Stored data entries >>

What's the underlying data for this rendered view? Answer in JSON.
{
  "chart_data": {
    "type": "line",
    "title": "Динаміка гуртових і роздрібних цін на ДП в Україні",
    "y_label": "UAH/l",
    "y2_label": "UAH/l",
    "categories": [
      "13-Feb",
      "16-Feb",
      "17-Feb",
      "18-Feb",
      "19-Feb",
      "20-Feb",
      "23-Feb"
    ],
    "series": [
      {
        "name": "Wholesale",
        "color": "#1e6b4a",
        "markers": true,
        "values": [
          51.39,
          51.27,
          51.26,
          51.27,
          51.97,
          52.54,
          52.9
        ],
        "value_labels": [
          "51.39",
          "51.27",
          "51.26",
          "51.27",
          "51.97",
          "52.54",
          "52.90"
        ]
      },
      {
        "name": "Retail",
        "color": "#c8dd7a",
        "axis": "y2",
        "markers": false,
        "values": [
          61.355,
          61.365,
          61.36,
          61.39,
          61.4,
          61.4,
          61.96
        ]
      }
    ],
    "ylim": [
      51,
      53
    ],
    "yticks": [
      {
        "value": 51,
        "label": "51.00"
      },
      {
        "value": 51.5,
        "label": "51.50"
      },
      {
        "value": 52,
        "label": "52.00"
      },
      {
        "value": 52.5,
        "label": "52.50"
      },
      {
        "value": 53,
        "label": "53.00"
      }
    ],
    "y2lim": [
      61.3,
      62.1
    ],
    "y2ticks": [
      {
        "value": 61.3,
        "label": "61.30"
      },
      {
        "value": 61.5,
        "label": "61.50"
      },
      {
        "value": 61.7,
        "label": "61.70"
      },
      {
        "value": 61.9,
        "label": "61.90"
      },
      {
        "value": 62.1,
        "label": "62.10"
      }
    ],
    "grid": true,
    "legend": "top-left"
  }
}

Problem to solve >> The entries above must be returned in full, exactly as shown.

Written answer >>
What's the underlying data for this rendered view? Answer in JSON.
{
  "chart_data": {
    "type": "line",
    "title": "Динаміка гуртових і роздрібних цін на ДП в Україні",
    "y_label": "UAH/l",
    "y2_label": "UAH/l",
    "categories": [
      "13-Feb",
      "16-Feb",
      "17-Feb",
      "18-Feb",
      "19-Feb",
      "20-Feb",
      "23-Feb"
    ],
    "series": [
      {
        "name": "Wholesale",
        "color": "#1e6b4a",
        "markers": true,
        "values": [
          51.39,
          51.27,
          51.26,
          51.27,
          51.97,
          52.54,
          52.9
        ],
        "value_labels": [
          "51.39",
          "51.27",
          "51.26",
          "51.27",
          "51.97",
          "52.54",
          "52.90"
        ]
      },
      {
        "name": "Retail",
        "color": "#c8dd7a",
        "axis": "y2",
        "markers": false,
        "values": [
          61.355,
          61.365,
          61.36,
          61.39,
          61.4,
          61.4,
          61.96
        ]
      }
    ],
    "ylim": [
      51,
      53
    ],
    "yticks": [
      {
        "value": 51,
        "label": "51.00"
      },
      {
        "value": 51.5,
        "label": "51.50"
      },
      {
        "value": 52,
        "label": "52.00"
      },
      {
        "value": 52.5,
        "label": "52.50"
      },
      {
        "value": 53,
        "label": "53.00"
      }
    ],
    "y2lim": [
      61.3,
      62.1
    ],
    "y2ticks": [
      {
        "value": 61.3,
        "label": "61.30"
      },
      {
        "value": 61.5,
        "label": "61.50"
      },
      {
        "value": 61.7,
        "label": "61.70"
      },
      {
        "value": 61.9,
        "label": "61.90"
      },
      {
        "value": 62.1,
        "label": "62.10"
      }
    ],
    "grid": true,
    "legend": "top-left"
  }
}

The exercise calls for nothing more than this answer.